**Directions**
With nothing added or dropped, copy the data that follows exactly.

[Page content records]
----

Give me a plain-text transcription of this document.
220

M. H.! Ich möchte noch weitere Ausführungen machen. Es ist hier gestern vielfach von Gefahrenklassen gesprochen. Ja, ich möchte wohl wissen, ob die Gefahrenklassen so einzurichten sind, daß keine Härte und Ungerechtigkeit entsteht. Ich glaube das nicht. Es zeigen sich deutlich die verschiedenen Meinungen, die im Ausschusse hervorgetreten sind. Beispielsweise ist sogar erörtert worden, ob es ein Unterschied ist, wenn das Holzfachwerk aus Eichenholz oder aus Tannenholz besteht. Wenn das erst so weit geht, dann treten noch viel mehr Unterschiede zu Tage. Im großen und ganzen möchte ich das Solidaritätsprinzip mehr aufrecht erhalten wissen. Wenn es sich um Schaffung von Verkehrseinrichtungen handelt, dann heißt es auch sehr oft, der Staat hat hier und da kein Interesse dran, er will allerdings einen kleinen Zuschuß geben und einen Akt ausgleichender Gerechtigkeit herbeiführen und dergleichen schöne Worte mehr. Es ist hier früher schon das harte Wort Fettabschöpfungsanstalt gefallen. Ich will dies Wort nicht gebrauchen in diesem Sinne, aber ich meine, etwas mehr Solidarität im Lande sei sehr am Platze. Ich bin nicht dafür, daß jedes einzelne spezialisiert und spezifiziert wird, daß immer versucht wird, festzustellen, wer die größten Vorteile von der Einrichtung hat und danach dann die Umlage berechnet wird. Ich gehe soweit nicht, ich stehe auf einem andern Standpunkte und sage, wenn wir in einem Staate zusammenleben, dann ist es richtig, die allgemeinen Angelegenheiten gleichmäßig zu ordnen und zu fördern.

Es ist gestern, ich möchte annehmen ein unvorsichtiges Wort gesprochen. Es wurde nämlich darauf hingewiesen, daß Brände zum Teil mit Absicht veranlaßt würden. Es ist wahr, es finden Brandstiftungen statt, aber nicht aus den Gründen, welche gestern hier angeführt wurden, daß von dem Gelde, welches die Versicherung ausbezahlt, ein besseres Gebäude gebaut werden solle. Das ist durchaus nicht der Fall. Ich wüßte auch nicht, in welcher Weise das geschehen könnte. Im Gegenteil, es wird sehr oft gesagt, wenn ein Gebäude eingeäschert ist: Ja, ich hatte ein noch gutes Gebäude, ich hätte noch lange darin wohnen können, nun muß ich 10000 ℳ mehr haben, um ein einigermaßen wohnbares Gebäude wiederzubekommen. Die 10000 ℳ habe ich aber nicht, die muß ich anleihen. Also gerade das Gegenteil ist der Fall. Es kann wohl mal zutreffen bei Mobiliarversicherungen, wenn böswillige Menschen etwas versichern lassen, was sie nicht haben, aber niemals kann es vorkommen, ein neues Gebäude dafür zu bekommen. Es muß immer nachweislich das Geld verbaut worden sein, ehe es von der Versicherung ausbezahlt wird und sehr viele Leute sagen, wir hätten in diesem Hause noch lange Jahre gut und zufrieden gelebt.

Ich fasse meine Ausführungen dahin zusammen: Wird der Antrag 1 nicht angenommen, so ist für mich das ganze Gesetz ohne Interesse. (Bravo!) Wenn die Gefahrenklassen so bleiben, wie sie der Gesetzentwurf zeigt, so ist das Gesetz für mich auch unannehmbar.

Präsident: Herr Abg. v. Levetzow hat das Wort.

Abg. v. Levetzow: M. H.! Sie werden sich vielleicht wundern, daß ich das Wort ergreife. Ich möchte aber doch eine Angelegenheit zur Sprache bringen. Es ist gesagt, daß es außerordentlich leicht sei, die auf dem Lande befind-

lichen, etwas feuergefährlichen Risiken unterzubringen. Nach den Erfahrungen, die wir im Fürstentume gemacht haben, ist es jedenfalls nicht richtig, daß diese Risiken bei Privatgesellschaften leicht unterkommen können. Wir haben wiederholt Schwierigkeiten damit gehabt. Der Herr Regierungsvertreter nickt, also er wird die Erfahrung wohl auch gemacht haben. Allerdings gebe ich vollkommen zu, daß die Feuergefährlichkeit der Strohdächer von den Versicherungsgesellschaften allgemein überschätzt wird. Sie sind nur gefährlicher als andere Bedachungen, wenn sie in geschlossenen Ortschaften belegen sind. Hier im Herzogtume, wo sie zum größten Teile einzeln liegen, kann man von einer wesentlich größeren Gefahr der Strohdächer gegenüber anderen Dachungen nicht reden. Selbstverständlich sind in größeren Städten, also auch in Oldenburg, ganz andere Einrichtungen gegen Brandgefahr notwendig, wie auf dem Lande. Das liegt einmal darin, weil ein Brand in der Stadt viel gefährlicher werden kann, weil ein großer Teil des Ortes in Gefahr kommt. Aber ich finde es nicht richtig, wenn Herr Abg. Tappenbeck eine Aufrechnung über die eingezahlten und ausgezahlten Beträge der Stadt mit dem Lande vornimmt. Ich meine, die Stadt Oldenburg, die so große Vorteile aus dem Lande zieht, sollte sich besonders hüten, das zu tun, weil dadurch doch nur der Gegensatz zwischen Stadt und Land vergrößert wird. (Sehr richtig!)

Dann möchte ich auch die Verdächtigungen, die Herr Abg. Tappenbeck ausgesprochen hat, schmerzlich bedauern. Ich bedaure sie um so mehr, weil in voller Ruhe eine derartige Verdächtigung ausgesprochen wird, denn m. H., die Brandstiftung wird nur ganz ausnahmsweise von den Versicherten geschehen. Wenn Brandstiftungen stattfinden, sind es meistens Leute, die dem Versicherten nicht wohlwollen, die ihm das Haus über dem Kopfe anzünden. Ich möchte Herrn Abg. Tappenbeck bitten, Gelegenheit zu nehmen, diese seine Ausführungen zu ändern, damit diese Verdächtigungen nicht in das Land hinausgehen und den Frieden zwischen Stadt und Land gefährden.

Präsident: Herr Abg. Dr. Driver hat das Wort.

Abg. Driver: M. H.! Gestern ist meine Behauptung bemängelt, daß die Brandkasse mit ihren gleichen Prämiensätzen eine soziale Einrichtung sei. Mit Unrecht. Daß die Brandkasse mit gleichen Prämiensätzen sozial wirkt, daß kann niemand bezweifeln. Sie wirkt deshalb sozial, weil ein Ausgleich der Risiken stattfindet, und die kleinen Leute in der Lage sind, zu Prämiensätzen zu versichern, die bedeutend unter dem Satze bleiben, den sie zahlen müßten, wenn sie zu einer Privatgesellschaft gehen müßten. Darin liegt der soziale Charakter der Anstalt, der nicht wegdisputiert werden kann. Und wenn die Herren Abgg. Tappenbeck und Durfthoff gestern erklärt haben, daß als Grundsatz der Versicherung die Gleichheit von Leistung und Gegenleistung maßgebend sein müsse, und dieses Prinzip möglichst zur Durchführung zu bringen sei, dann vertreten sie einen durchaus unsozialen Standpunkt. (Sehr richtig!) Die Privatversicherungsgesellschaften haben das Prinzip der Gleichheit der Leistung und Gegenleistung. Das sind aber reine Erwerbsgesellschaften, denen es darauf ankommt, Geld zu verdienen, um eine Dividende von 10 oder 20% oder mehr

----

**Written answer**
Give me a plain-text transcription of this document.
220

M. H.! Ich möchte noch weitere Ausführungen machen. Es ist hier gestern vielfach von Gefahrenklassen gesprochen. Ja, ich möchte wohl wissen, ob die Gefahrenklassen so einzurichten sind, daß keine Härte und Ungerechtigkeit entsteht. Ich glaube das nicht. Es zeigen sich deutlich die verschiedenen Meinungen, die im Ausschusse hervorgetreten sind. Beispielsweise ist sogar erörtert worden, ob es ein Unterschied ist, wenn das Holzfachwerk aus Eichenholz oder aus Tannenholz besteht. Wenn das erst so weit geht, dann treten noch viel mehr Unterschiede zu Tage. Im großen und ganzen möchte ich das Solidaritätsprinzip mehr aufrecht erhalten wissen. Wenn es sich um Schaffung von Verkehrseinrichtungen handelt, dann heißt es auch sehr oft, der Staat hat hier und da kein Interesse dran, er will allerdings einen kleinen Zuschuß geben und einen Akt ausgleichender Gerechtigkeit herbeiführen und dergleichen schöne Worte mehr. Es ist hier früher schon das harte Wort Fettabschöpfungsanstalt gefallen. Ich will dies Wort nicht gebrauchen in diesem Sinne, aber ich meine, etwas mehr Solidarität im Lande sei sehr am Platze. Ich bin nicht dafür, daß jedes einzelne spezialisiert und spezifiziert wird, daß immer versucht wird, festzustellen, wer die größten Vorteile von der Einrichtung hat und danach dann die Umlage berechnet wird. Ich gehe soweit nicht, ich stehe auf einem andern Standpunkte und sage, wenn wir in einem Staate zusammenleben, dann ist es richtig, die allgemeinen Angelegenheiten gleichmäßig zu ordnen und zu fördern.

Es ist gestern, ich möchte annehmen ein unvorsichtiges Wort gesprochen. Es wurde nämlich darauf hingewiesen, daß Brände zum Teil mit Absicht veranlaßt würden. Es ist wahr, es finden Brandstiftungen statt, aber nicht aus den Gründen, welche gestern hier angeführt wurden, daß von dem Gelde, welches die Versicherung ausbezahlt, ein besseres Gebäude gebaut werden solle. Das ist durchaus nicht der Fall. Ich wüßte auch nicht, in welcher Weise das geschehen könnte. Im Gegenteil, es wird sehr oft gesagt, wenn ein Gebäude eingeäschert ist: Ja, ich hatte ein noch gutes Gebäude, ich hätte noch lange darin wohnen können, nun muß ich 10000 ℳ mehr haben, um ein einigermaßen wohnbares Gebäude wiederzubekommen. Die 10000 ℳ habe ich aber nicht, die muß ich anleihen. Also gerade das Gegenteil ist der Fall. Es kann wohl mal zutreffen bei Mobiliarversicherungen, wenn böswillige Menschen etwas versichern lassen, was sie nicht haben, aber niemals kann es vorkommen, ein neues Gebäude dafür zu bekommen. Es muß immer nachweislich das Geld verbaut worden sein, ehe es von der Versicherung ausbezahlt wird und sehr viele Leute sagen, wir hätten in diesem Hause noch lange Jahre gut und zufrieden gelebt.

Ich fasse meine Ausführungen dahin zusammen: Wird der Antrag 1 nicht angenommen, so ist für mich das ganze Gesetz ohne Interesse. (Bravo!) Wenn die Gefahrenklassen so bleiben, wie sie der Gesetzentwurf zeigt, so ist das Gesetz für mich auch unannehmbar.

Präsident: Herr Abg. v. Levetzow hat das Wort.

Abg. v. Levetzow: M. H.! Sie werden sich vielleicht wundern, daß ich das Wort ergreife. Ich möchte aber doch eine Angelegenheit zur Sprache bringen. Es ist gesagt, daß es außerordentlich leicht sei, die auf dem Lande befind-

lichen, etwas feuergefährlichen Risiken unterzubringen. Nach den Erfahrungen, die wir im Fürstentume gemacht haben, ist es jedenfalls nicht richtig, daß diese Risiken bei Privatgesellschaften leicht unterkommen können. Wir haben wiederholt Schwierigkeiten damit gehabt. Der Herr Regierungsvertreter nickt, also er wird die Erfahrung wohl auch gemacht haben. Allerdings gebe ich vollkommen zu, daß die Feuergefährlichkeit der Strohdächer von den Versicherungsgesellschaften allgemein überschätzt wird. Sie sind nur gefährlicher als andere Bedachungen, wenn sie in geschlossenen Ortschaften belegen sind. Hier im Herzogtume, wo sie zum größten Teile einzeln liegen, kann man von einer wesentlich größeren Gefahr der Strohdächer gegenüber anderen Dachungen nicht reden. Selbstverständlich sind in größeren Städten, also auch in Oldenburg, ganz andere Einrichtungen gegen Brandgefahr notwendig, wie auf dem Lande. Das liegt einmal darin, weil ein Brand in der Stadt viel gefährlicher werden kann, weil ein großer Teil des Ortes in Gefahr kommt. Aber ich finde es nicht richtig, wenn Herr Abg. Tappenbeck eine Aufrechnung über die eingezahlten und ausgezahlten Beträge der Stadt mit dem Lande vornimmt. Ich meine, die Stadt Oldenburg, die so große Vorteile aus dem Lande zieht, sollte sich besonders hüten, das zu tun, weil dadurch doch nur der Gegensatz zwischen Stadt und Land vergrößert wird. (Sehr richtig!)

Dann möchte ich auch die Verdächtigungen, die Herr Abg. Tappenbeck ausgesprochen hat, schmerzlich bedauern. Ich bedaure sie um so mehr, weil in voller Ruhe eine derartige Verdächtigung ausgesprochen wird, denn m. H., die Brandstiftung wird nur ganz ausnahmsweise von den Versicherten geschehen. Wenn Brandstiftungen stattfinden, sind es meistens Leute, die dem Versicherten nicht wohlwollen, die ihm das Haus über dem Kopfe anzünden. Ich möchte Herrn Abg. Tappenbeck bitten, Gelegenheit zu nehmen, diese seine Ausführungen zu ändern, damit diese Verdächtigungen nicht in das Land hinausgehen und den Frieden zwischen Stadt und Land gefährden.

Präsident: Herr Abg. Dr. Driver hat das Wort.

Abg. Driver: M. H.! Gestern ist meine Behauptung bemängelt, daß die Brandkasse mit ihren gleichen Prämiensätzen eine soziale Einrichtung sei. Mit Unrecht. Daß die Brandkasse mit gleichen Prämiensätzen sozial wirkt, daß kann niemand bezweifeln. Sie wirkt deshalb sozial, weil ein Ausgleich der Risiken stattfindet, und die kleinen Leute in der Lage sind, zu Prämiensätzen zu versichern, die bedeutend unter dem Satze bleiben, den sie zahlen müßten, wenn sie zu einer Privatgesellschaft gehen müßten. Darin liegt der soziale Charakter der Anstalt, der nicht wegdisputiert werden kann. Und wenn die Herren Abgg. Tappenbeck und Durfthoff gestern erklärt haben, daß als Grundsatz der Versicherung die Gleichheit von Leistung und Gegenleistung maßgebend sein müsse, und dieses Prinzip möglichst zur Durchführung zu bringen sei, dann vertreten sie einen durchaus unsozialen Standpunkt. (Sehr richtig!) Die Privatversicherungsgesellschaften haben das Prinzip der Gleichheit der Leistung und Gegenleistung. Das sind aber reine Erwerbsgesellschaften, denen es darauf ankommt, Geld zu verdienen, um eine Dividende von 10 oder 20% oder mehr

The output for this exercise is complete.